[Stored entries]
------------------------------------
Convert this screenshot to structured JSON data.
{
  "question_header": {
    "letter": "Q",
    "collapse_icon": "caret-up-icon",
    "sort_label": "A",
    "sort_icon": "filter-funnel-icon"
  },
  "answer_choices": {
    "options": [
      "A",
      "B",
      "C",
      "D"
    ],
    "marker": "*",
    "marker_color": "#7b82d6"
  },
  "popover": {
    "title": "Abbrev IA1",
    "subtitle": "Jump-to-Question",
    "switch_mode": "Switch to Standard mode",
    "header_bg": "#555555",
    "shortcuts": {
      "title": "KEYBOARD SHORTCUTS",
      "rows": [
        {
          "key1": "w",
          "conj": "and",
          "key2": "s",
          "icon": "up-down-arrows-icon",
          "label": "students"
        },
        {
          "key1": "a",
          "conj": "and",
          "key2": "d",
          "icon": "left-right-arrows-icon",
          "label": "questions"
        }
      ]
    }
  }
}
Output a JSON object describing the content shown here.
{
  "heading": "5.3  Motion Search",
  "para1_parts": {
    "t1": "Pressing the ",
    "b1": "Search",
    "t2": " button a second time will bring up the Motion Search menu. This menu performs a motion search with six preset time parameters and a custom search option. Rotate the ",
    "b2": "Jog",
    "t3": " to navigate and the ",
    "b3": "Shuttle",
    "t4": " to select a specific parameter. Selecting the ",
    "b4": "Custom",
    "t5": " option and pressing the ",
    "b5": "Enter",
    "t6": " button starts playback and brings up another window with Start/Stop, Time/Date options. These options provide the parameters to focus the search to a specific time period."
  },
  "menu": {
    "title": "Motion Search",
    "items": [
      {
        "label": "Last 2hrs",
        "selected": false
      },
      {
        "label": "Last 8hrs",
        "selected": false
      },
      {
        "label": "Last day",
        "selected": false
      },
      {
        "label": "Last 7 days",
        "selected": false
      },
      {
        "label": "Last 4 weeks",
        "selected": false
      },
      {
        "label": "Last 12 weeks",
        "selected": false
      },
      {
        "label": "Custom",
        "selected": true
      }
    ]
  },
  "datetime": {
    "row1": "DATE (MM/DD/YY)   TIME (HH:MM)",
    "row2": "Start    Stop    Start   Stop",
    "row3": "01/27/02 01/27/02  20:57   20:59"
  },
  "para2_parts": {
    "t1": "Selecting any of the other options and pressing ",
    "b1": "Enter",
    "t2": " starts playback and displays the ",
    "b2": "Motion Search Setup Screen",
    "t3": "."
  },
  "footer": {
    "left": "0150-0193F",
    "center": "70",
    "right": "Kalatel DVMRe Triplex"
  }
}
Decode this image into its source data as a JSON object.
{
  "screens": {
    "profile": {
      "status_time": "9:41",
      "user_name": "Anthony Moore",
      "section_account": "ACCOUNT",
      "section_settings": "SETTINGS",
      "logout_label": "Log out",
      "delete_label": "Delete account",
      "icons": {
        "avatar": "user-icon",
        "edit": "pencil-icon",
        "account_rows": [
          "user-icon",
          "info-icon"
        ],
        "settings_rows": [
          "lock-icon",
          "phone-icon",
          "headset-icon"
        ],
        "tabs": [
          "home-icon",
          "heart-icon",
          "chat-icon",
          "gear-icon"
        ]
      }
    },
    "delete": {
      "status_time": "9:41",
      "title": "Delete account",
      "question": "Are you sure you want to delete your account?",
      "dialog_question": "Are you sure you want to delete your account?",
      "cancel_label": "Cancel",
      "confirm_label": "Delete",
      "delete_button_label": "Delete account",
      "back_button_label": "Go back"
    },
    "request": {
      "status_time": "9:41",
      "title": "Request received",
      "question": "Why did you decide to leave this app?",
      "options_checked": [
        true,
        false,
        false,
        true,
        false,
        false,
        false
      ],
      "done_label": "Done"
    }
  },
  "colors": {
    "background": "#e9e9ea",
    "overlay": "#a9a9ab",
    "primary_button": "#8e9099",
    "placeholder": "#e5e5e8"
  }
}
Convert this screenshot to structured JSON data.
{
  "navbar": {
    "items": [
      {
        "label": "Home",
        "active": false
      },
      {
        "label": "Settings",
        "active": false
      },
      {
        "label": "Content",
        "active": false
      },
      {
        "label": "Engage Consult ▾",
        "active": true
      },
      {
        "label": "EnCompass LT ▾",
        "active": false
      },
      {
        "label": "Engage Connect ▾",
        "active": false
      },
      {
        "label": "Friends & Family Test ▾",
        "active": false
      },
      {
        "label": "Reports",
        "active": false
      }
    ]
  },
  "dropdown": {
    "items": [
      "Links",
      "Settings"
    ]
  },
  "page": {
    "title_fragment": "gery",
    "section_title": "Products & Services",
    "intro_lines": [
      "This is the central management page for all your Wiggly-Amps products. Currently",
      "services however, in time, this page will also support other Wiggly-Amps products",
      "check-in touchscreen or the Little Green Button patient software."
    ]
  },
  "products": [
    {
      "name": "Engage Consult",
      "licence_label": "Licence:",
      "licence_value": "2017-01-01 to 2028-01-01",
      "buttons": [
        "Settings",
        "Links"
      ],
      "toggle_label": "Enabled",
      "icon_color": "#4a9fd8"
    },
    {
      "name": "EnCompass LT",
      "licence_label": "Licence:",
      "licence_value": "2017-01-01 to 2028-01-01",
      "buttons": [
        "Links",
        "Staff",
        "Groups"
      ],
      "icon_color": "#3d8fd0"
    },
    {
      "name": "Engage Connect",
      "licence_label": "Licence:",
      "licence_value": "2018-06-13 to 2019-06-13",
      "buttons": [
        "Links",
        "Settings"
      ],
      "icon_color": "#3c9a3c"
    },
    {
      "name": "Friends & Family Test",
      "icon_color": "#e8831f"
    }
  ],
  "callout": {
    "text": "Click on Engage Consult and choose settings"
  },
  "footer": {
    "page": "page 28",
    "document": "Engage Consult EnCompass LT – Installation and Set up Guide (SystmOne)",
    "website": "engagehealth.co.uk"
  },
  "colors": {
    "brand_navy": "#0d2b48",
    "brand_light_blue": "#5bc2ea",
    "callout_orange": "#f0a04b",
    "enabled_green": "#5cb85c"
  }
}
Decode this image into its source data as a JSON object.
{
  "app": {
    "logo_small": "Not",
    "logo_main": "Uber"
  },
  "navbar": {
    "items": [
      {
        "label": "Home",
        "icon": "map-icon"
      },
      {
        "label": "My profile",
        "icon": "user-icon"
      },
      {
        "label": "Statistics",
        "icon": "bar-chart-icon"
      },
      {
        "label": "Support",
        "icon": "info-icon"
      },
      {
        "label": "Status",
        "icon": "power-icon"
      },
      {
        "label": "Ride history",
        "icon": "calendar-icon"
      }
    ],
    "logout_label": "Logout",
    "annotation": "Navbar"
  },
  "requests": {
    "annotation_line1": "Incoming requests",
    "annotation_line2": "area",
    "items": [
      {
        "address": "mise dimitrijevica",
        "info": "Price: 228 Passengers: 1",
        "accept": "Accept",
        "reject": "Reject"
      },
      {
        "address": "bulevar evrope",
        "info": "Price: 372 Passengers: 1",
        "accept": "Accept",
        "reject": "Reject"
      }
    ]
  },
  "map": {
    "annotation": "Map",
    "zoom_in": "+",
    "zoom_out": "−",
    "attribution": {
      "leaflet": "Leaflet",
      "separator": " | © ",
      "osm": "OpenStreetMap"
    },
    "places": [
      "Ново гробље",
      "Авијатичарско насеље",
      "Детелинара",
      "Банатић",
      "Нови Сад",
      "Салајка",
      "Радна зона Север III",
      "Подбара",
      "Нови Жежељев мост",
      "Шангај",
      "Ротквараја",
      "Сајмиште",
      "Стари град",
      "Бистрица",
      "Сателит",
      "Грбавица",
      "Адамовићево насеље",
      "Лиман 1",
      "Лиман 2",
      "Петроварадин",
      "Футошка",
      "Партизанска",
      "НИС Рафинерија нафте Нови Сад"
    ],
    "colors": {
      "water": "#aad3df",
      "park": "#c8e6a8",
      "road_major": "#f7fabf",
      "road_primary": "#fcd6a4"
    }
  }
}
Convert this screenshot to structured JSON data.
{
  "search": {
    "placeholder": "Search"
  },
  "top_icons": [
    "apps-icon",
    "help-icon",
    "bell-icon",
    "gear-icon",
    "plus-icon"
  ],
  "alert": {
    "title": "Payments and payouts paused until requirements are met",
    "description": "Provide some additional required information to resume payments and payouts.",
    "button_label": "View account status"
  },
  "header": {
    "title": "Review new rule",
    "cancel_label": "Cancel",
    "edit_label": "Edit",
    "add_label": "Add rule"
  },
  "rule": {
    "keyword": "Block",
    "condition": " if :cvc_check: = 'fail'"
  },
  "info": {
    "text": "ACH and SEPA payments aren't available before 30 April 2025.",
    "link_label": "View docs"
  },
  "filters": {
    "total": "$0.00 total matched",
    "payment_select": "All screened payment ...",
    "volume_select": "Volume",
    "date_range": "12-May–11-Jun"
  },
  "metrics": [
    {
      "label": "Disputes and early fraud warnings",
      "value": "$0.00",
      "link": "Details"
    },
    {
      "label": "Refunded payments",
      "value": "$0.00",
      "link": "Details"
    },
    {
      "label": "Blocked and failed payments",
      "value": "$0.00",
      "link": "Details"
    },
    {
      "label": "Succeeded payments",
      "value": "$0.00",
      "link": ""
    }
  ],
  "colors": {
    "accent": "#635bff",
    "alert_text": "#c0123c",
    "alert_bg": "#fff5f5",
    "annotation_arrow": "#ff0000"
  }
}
------------------------------------
### Task
Select every line in the records above that contains the word "Last".

### Exercise solution
        "label": "Last 2hrs",
        "label": "Last 8hrs",
        "label": "Last day",
        "label": "Last 7 days",
        "label": "Last 4 weeks",
        "label": "Last 12 weeks",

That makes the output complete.